++++ Listing
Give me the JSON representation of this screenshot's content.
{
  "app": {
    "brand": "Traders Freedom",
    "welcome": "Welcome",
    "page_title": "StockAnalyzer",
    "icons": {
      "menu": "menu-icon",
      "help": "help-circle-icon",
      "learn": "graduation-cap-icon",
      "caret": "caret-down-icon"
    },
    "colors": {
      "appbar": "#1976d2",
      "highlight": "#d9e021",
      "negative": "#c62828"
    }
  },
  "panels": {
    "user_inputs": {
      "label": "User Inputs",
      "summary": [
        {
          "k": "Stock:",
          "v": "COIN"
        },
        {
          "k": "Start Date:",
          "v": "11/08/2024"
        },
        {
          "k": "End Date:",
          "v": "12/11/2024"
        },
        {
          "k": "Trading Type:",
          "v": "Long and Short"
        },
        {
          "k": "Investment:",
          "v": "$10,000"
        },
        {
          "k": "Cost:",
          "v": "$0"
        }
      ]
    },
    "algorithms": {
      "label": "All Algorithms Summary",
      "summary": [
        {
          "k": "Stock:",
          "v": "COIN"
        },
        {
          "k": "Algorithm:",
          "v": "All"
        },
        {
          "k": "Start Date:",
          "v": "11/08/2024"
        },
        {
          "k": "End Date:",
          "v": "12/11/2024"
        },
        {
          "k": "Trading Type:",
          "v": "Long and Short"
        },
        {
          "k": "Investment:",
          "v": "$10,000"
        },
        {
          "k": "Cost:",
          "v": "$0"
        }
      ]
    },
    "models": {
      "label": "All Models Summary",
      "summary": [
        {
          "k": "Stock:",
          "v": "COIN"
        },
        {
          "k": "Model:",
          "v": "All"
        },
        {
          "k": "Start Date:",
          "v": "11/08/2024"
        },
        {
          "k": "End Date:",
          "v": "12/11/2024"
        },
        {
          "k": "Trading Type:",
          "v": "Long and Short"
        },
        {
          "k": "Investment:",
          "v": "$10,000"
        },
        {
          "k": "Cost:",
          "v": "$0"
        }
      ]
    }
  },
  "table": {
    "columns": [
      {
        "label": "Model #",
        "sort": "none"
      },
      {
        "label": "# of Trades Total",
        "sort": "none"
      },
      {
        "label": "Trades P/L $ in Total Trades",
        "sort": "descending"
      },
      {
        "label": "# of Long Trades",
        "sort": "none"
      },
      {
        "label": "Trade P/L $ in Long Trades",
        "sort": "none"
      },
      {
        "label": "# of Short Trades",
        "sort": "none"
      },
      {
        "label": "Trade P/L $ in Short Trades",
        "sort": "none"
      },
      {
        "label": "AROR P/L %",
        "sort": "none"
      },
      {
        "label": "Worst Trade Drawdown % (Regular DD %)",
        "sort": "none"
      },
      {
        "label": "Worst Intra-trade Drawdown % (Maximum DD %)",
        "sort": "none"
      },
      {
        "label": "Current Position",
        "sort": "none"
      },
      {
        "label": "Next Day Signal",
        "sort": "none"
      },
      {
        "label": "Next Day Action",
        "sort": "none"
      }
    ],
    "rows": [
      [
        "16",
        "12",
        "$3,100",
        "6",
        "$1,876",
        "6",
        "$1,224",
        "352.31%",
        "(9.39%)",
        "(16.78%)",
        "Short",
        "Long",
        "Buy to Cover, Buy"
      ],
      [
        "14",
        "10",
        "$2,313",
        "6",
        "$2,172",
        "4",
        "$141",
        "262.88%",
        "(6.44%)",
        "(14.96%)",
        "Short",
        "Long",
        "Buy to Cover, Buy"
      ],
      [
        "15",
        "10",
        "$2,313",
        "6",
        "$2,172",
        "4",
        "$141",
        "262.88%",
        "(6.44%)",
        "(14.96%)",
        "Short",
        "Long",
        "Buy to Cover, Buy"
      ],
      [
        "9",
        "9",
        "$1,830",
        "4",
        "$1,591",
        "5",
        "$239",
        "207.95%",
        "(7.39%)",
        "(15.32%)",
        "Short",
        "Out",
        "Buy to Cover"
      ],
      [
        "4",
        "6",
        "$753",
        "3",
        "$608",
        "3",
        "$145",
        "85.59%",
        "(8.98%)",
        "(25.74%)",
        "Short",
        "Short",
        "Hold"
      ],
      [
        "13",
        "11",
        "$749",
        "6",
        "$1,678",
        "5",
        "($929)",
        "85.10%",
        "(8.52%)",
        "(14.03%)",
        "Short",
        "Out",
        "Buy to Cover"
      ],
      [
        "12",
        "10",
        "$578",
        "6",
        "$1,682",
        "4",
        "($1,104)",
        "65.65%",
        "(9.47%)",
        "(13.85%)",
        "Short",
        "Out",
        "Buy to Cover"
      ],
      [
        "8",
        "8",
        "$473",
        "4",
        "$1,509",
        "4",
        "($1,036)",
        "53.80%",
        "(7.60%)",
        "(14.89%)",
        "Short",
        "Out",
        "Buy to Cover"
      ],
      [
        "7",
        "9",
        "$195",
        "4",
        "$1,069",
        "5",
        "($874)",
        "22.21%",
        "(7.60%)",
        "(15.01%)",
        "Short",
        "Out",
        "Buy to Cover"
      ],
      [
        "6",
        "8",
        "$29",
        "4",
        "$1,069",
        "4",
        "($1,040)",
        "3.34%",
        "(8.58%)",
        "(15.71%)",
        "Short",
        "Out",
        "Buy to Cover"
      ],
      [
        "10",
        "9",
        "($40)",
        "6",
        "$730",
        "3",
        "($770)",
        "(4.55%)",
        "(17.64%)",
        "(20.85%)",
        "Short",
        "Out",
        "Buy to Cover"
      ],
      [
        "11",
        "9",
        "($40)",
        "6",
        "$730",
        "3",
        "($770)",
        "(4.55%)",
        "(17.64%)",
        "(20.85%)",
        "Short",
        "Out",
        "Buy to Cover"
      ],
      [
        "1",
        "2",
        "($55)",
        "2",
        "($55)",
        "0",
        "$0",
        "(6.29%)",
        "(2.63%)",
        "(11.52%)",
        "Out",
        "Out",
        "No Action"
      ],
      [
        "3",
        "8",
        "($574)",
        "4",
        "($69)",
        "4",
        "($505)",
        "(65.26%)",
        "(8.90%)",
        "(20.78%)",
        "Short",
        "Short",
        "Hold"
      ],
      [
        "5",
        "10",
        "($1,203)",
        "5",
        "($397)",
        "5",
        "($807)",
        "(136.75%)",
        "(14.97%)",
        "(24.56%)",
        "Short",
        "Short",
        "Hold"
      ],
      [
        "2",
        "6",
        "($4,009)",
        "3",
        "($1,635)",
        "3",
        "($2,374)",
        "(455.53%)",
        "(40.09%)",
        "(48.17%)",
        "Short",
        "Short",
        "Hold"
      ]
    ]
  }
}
++++++++
Output the lines above verbatim and in full.

**Output below**
Give me the JSON representation of this screenshot's content.
{
  "app": {
    "brand": "Traders Freedom",
    "welcome": "Welcome",
    "page_title": "StockAnalyzer",
    "icons": {
      "menu": "menu-icon",
      "help": "help-circle-icon",
      "learn": "graduation-cap-icon",
      "caret": "caret-down-icon"
    },
    "colors": {
      "appbar": "#1976d2",
      "highlight": "#d9e021",
      "negative": "#c62828"
    }
  },
  "panels": {
    "user_inputs": {
      "label": "User Inputs",
      "summary": [
        {
          "k": "Stock:",
          "v": "COIN"
        },
        {
          "k": "Start Date:",
          "v": "11/08/2024"
        },
        {
          "k": "End Date:",
          "v": "12/11/2024"
        },
        {
          "k": "Trading Type:",
          "v": "Long and Short"
        },
        {
          "k": "Investment:",
          "v": "$10,000"
        },
        {
          "k": "Cost:",
          "v": "$0"
        }
      ]
    },
    "algorithms": {
      "label": "All Algorithms Summary",
      "summary": [
        {
          "k": "Stock:",
          "v": "COIN"
        },
        {
          "k": "Algorithm:",
          "v": "All"
        },
        {
          "k": "Start Date:",
          "v": "11/08/2024"
        },
        {
          "k": "End Date:",
          "v": "12/11/2024"
        },
        {
          "k": "Trading Type:",
          "v": "Long and Short"
        },
        {
          "k": "Investment:",
          "v": "$10,000"
        },
        {
          "k": "Cost:",
          "v": "$0"
        }
      ]
    },
    "models": {
      "label": "All Models Summary",
      "summary": [
        {
          "k": "Stock:",
          "v": "COIN"
        },
        {
          "k": "Model:",
          "v": "All"
        },
        {
          "k": "Start Date:",
          "v": "11/08/2024"
        },
        {
          "k": "End Date:",
          "v": "12/11/2024"
        },
        {
          "k": "Trading Type:",
          "v": "Long and Short"
        },
        {
          "k": "Investment:",
          "v": "$10,000"
        },
        {
          "k": "Cost:",
          "v": "$0"
        }
      ]
    }
  },
  "table": {
    "columns": [
      {
        "label": "Model #",
        "sort": "none"
      },
      {
        "label": "# of Trades Total",
        "sort": "none"
      },
      {
        "label": "Trades P/L $ in Total Trades",
        "sort": "descending"
      },
      {
        "label": "# of Long Trades",
        "sort": "none"
      },
      {
        "label": "Trade P/L $ in Long Trades",
        "sort": "none"
      },
      {
        "label": "# of Short Trades",
        "sort": "none"
      },
      {
        "label": "Trade P/L $ in Short Trades",
        "sort": "none"
      },
      {
        "label": "AROR P/L %",
        "sort": "none"
      },
      {
        "label": "Worst Trade Drawdown % (Regular DD %)",
        "sort": "none"
      },
      {
        "label": "Worst Intra-trade Drawdown % (Maximum DD %)",
        "sort": "none"
      },
      {
        "label": "Current Position",
        "sort": "none"
      },
      {
        "label": "Next Day Signal",
        "sort": "none"
      },
      {
        "label": "Next Day Action",
        "sort": "none"
      }
    ],
    "rows": [
      [
        "16",
        "12",
        "$3,100",
        "6",
        "$1,876",
        "6",
        "$1,224",
        "352.31%",
        "(9.39%)",
        "(16.78%)",
        "Short",
        "Long",
        "Buy to Cover, Buy"
      ],
      [
        "14",
        "10",
        "$2,313",
        "6",
        "$2,172",
        "4",
        "$141",
        "262.88%",
        "(6.44%)",
        "(14.96%)",
        "Short",
        "Long",
        "Buy to Cover, Buy"
      ],
      [
        "15",
        "10",
        "$2,313",
        "6",
        "$2,172",
        "4",
        "$141",
        "262.88%",
        "(6.44%)",
        "(14.96%)",
        "Short",
        "Long",
        "Buy to Cover, Buy"
      ],
      [
        "9",
        "9",
        "$1,830",
        "4",
        "$1,591",
        "5",
        "$239",
        "207.95%",
        "(7.39%)",
        "(15.32%)",
        "Short",
        "Out",
        "Buy to Cover"
      ],
      [
        "4",
        "6",
        "$753",
        "3",
        "$608",
        "3",
        "$145",
        "85.59%",
        "(8.98%)",
        "(25.74%)",
        "Short",
        "Short",
        "Hold"
      ],
      [
        "13",
        "11",
        "$749",
        "6",
        "$1,678",
        "5",
        "($929)",
        "85.10%",
        "(8.52%)",
        "(14.03%)",
        "Short",
        "Out",
        "Buy to Cover"
      ],
      [
        "12",
        "10",
        "$578",
        "6",
        "$1,682",
        "4",
        "($1,104)",
        "65.65%",
        "(9.47%)",
        "(13.85%)",
        "Short",
        "Out",
        "Buy to Cover"
      ],
      [
        "8",
        "8",
        "$473",
        "4",
        "$1,509",
        "4",
        "($1,036)",
        "53.80%",
        "(7.60%)",
        "(14.89%)",
        "Short",
        "Out",
        "Buy to Cover"
      ],
      [
        "7",
        "9",
        "$195",
        "4",
        "$1,069",
        "5",
        "($874)",
        "22.21%",
        "(7.60%)",
        "(15.01%)",
        "Short",
        "Out",
        "Buy to Cover"
      ],
      [
        "6",
        "8",
        "$29",
        "4",
        "$1,069",
        "4",
        "($1,040)",
        "3.34%",
        "(8.58%)",
        "(15.71%)",
        "Short",
        "Out",
        "Buy to Cover"
      ],
      [
        "10",
        "9",
        "($40)",
        "6",
        "$730",
        "3",
        "($770)",
        "(4.55%)",
        "(17.64%)",
        "(20.85%)",
        "Short",
        "Out",
        "Buy to Cover"
      ],
      [
        "11",
        "9",
        "($40)",
        "6",
        "$730",
        "3",
        "($770)",
        "(4.55%)",
        "(17.64%)",
        "(20.85%)",
        "Short",
        "Out",
        "Buy to Cover"
      ],
      [
        "1",
        "2",
        "($55)",
        "2",
        "($55)",
        "0",
        "$0",
        "(6.29%)",
        "(2.63%)",
        "(11.52%)",
        "Out",
        "Out",
        "No Action"
      ],
      [
        "3",
        "8",
        "($574)",
        "4",
        "($69)",
        "4",
        "($505)",
        "(65.26%)",
        "(8.90%)",
        "(20.78%)",
        "Short",
        "Short",
        "Hold"
      ],
      [
        "5",
        "10",
        "($1,203)",
        "5",
        "($397)",
        "5",
        "($807)",
        "(136.75%)",
        "(14.97%)",
        "(24.56%)",
        "Short",
        "Short",
        "Hold"
      ],
      [
        "2",
        "6",
        "($4,009)",
        "3",
        "($1,635)",
        "3",
        "($2,374)",
        "(455.53%)",
        "(40.09%)",
        "(48.17%)",
        "Short",
        "Short",
        "Hold"
      ]
    ]
  }
}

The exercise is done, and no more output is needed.